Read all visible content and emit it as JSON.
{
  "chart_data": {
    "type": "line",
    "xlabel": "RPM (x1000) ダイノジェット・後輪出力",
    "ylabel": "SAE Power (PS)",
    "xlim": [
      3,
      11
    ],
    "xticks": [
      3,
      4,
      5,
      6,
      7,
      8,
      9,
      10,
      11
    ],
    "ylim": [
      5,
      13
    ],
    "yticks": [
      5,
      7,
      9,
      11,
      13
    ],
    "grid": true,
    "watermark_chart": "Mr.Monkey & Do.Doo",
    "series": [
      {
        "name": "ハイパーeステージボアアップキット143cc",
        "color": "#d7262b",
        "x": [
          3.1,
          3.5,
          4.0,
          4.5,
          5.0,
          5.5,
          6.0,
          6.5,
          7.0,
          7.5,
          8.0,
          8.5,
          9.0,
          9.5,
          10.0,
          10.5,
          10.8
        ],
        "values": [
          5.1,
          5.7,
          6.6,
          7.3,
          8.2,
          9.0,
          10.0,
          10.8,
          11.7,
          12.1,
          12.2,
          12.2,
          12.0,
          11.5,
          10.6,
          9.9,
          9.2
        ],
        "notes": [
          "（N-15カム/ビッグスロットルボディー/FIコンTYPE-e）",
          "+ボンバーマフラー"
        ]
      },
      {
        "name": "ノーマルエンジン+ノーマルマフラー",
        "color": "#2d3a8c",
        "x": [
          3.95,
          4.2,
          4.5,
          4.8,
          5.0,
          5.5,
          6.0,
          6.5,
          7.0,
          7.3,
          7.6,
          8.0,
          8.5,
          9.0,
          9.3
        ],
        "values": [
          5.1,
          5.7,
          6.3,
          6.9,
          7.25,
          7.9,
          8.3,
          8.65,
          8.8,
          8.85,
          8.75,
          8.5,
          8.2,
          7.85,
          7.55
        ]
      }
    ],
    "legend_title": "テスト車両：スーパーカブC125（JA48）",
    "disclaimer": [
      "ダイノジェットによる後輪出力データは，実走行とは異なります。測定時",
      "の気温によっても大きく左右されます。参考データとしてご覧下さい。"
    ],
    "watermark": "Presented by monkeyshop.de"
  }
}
_ _ _ _ _ _ _
● Stated goal
Copy out the lines that hold "name".

● The answer
        "name": "ハイパーeステージボアアップキット143cc",
        "name": "ノーマルエンジン+ノーマルマフラー",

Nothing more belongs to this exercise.